All the entries need to be quoted exactly, apart from the pictures, which you should drop.

— Begin DATA PROVIDED —

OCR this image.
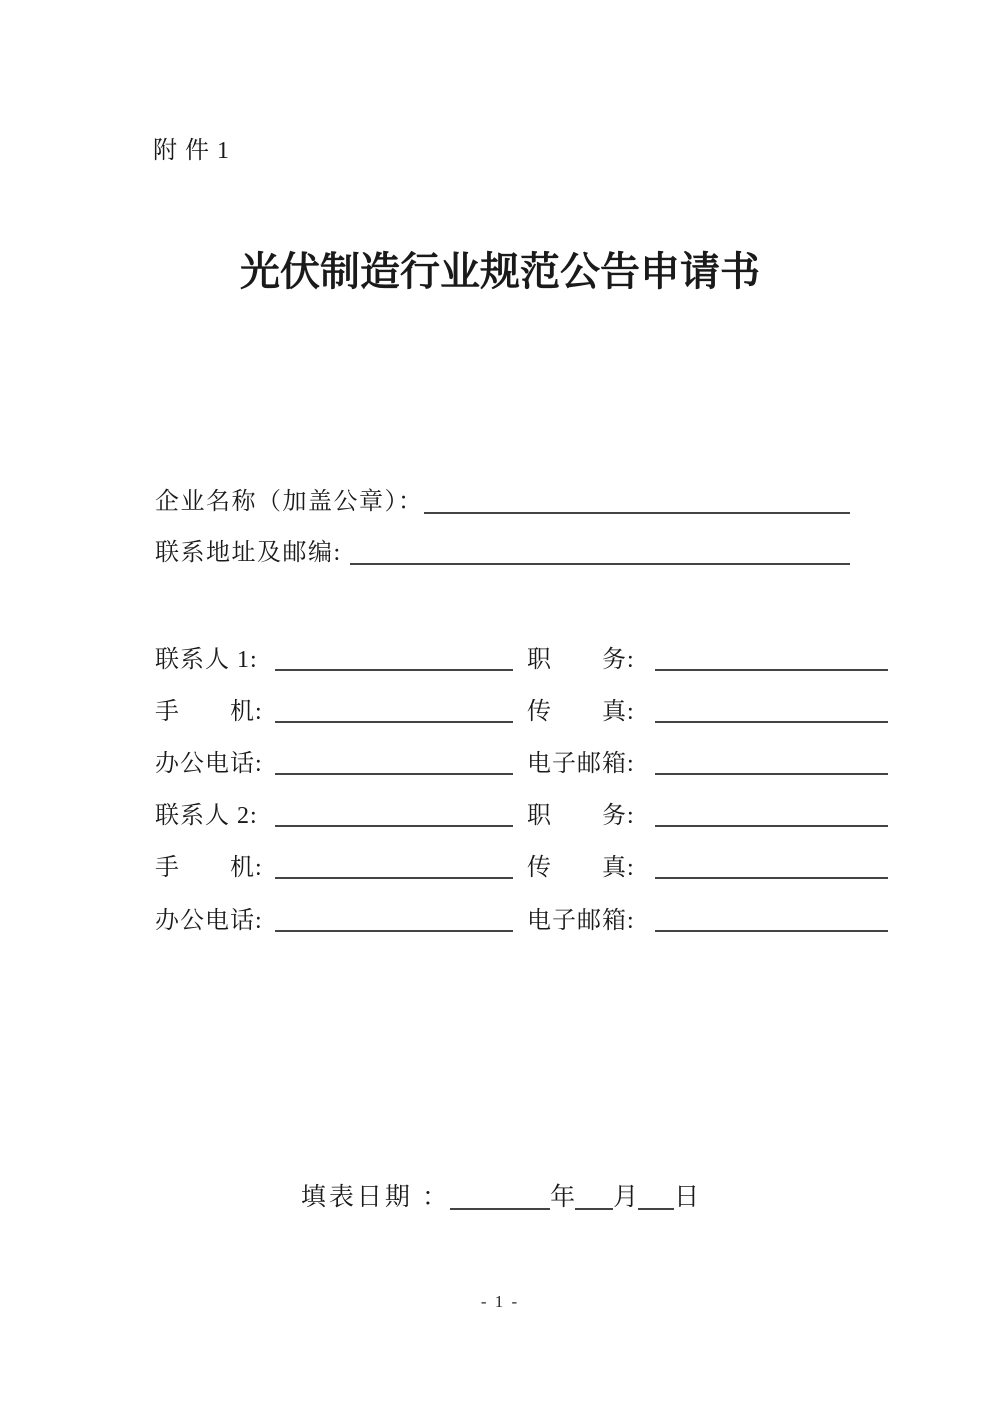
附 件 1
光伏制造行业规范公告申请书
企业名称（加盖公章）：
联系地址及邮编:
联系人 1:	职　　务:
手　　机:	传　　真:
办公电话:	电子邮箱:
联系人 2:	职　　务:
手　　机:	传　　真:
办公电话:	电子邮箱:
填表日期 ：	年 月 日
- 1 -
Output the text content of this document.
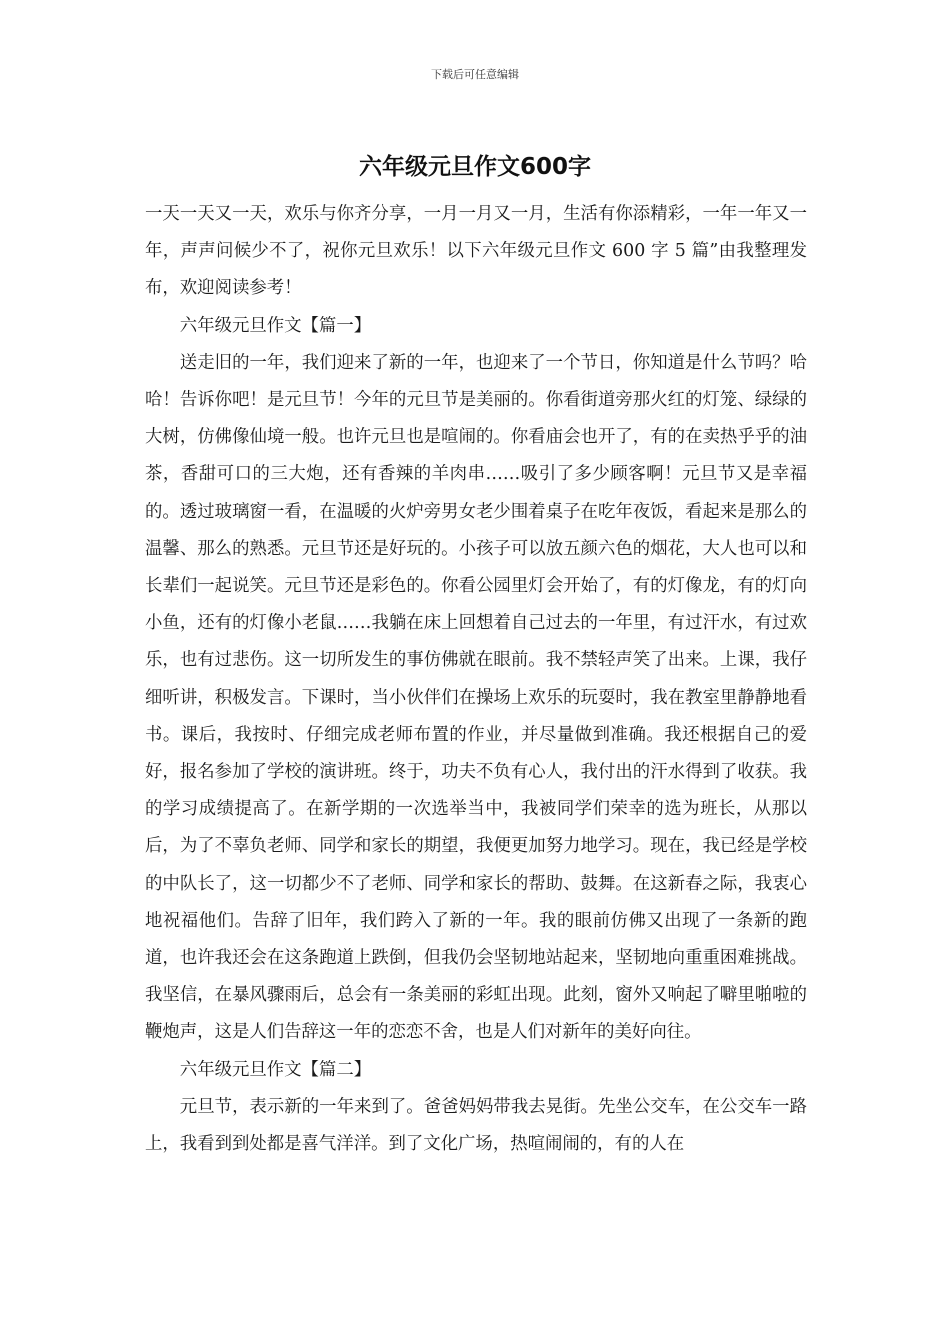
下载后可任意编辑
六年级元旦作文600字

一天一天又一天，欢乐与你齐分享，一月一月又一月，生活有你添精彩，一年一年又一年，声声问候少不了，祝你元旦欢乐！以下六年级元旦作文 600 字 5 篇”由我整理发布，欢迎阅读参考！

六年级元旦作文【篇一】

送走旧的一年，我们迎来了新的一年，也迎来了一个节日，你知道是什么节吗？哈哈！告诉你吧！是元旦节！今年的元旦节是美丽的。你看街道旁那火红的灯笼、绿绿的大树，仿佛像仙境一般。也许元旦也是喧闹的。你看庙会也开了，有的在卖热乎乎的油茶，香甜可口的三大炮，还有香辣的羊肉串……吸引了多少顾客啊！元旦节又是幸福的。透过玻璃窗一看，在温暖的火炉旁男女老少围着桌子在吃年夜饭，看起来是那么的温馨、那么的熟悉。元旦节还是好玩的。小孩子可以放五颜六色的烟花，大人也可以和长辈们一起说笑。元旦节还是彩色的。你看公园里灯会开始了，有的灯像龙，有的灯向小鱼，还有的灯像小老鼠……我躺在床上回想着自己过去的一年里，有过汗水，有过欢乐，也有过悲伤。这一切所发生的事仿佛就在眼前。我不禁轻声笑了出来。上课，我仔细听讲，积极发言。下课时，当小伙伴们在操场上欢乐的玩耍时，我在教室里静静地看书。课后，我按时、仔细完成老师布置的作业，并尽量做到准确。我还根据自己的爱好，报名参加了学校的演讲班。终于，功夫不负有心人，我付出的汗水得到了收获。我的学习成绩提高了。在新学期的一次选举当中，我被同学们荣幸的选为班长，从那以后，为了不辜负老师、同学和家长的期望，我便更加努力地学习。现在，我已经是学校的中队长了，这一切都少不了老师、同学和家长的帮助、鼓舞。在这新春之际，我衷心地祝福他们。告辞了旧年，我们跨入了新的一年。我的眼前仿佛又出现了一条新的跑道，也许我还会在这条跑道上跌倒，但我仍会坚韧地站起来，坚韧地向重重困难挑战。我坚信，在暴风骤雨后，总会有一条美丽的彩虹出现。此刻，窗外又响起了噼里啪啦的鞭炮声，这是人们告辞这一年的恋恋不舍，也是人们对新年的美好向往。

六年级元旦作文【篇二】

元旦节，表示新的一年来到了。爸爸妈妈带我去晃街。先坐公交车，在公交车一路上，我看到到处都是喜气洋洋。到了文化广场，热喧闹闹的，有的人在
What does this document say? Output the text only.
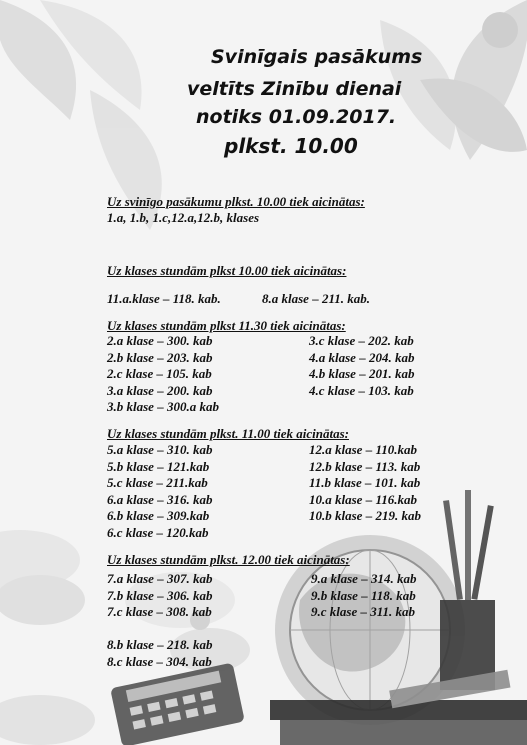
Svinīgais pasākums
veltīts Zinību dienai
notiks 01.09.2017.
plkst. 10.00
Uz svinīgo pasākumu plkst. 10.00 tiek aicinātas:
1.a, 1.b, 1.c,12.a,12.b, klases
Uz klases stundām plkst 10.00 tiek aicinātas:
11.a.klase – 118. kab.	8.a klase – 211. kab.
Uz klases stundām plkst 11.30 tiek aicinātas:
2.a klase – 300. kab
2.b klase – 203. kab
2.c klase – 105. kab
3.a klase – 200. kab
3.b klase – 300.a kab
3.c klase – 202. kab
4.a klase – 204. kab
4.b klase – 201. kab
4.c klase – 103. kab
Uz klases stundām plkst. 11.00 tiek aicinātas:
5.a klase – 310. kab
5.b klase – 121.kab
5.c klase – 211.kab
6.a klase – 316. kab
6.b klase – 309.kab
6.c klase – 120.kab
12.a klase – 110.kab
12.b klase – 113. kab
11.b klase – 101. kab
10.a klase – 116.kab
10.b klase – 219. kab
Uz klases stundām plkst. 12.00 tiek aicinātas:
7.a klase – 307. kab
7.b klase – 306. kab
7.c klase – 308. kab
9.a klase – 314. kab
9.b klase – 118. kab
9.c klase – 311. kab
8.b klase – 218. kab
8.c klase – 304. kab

— End DATA PROVIDED —

**CORRECT RESPONSE:**
OCR this image.
附 件 1
光伏制造行业规范公告申请书
企业名称（加盖公章）：
联系地址及邮编:
联系人 1:	职　　务:
手　　机:	传　　真:
办公电话:	电子邮箱:
联系人 2:	职　　务:
手　　机:	传　　真:
办公电话:	电子邮箱:
填表日期 ：	年 月 日
- 1 -
Output the text content of this document.
下载后可任意编辑
六年级元旦作文600字

一天一天又一天，欢乐与你齐分享，一月一月又一月，生活有你添精彩，一年一年又一年，声声问候少不了，祝你元旦欢乐！以下六年级元旦作文 600 字 5 篇”由我整理发布，欢迎阅读参考！

六年级元旦作文【篇一】

送走旧的一年，我们迎来了新的一年，也迎来了一个节日，你知道是什么节吗？哈哈！告诉你吧！是元旦节！今年的元旦节是美丽的。你看街道旁那火红的灯笼、绿绿的大树，仿佛像仙境一般。也许元旦也是喧闹的。你看庙会也开了，有的在卖热乎乎的油茶，香甜可口的三大炮，还有香辣的羊肉串……吸引了多少顾客啊！元旦节又是幸福的。透过玻璃窗一看，在温暖的火炉旁男女老少围着桌子在吃年夜饭，看起来是那么的温馨、那么的熟悉。元旦节还是好玩的。小孩子可以放五颜六色的烟花，大人也可以和长辈们一起说笑。元旦节还是彩色的。你看公园里灯会开始了，有的灯像龙，有的灯向小鱼，还有的灯像小老鼠……我躺在床上回想着自己过去的一年里，有过汗水，有过欢乐，也有过悲伤。这一切所发生的事仿佛就在眼前。我不禁轻声笑了出来。上课，我仔细听讲，积极发言。下课时，当小伙伴们在操场上欢乐的玩耍时，我在教室里静静地看书。课后，我按时、仔细完成老师布置的作业，并尽量做到准确。我还根据自己的爱好，报名参加了学校的演讲班。终于，功夫不负有心人，我付出的汗水得到了收获。我的学习成绩提高了。在新学期的一次选举当中，我被同学们荣幸的选为班长，从那以后，为了不辜负老师、同学和家长的期望，我便更加努力地学习。现在，我已经是学校的中队长了，这一切都少不了老师、同学和家长的帮助、鼓舞。在这新春之际，我衷心地祝福他们。告辞了旧年，我们跨入了新的一年。我的眼前仿佛又出现了一条新的跑道，也许我还会在这条跑道上跌倒，但我仍会坚韧地站起来，坚韧地向重重困难挑战。我坚信，在暴风骤雨后，总会有一条美丽的彩虹出现。此刻，窗外又响起了噼里啪啦的鞭炮声，这是人们告辞这一年的恋恋不舍，也是人们对新年的美好向往。

六年级元旦作文【篇二】

元旦节，表示新的一年来到了。爸爸妈妈带我去晃街。先坐公交车，在公交车一路上，我看到到处都是喜气洋洋。到了文化广场，热喧闹闹的，有的人在
What does this document say? Output the text only.
Svinīgais pasākums
veltīts Zinību dienai
notiks 01.09.2017.
plkst. 10.00
Uz svinīgo pasākumu plkst. 10.00 tiek aicinātas:
1.a, 1.b, 1.c,12.a,12.b, klases
Uz klases stundām plkst 10.00 tiek aicinātas:
11.a.klase – 118. kab.	8.a klase – 211. kab.
Uz klases stundām plkst 11.30 tiek aicinātas:
2.a klase – 300. kab
2.b klase – 203. kab
2.c klase – 105. kab
3.a klase – 200. kab
3.b klase – 300.a kab
3.c klase – 202. kab
4.a klase – 204. kab
4.b klase – 201. kab
4.c klase – 103. kab
Uz klases stundām plkst. 11.00 tiek aicinātas:
5.a klase – 310. kab
5.b klase – 121.kab
5.c klase – 211.kab
6.a klase – 316. kab
6.b klase – 309.kab
6.c klase – 120.kab
12.a klase – 110.kab
12.b klase – 113. kab
11.b klase – 101. kab
10.a klase – 116.kab
10.b klase – 219. kab
Uz klases stundām plkst. 12.00 tiek aicinātas:
7.a klase – 307. kab
7.b klase – 306. kab
7.c klase – 308. kab
9.a klase – 314. kab
9.b klase – 118. kab
9.c klase – 311. kab
8.b klase – 218. kab
8.c klase – 304. kab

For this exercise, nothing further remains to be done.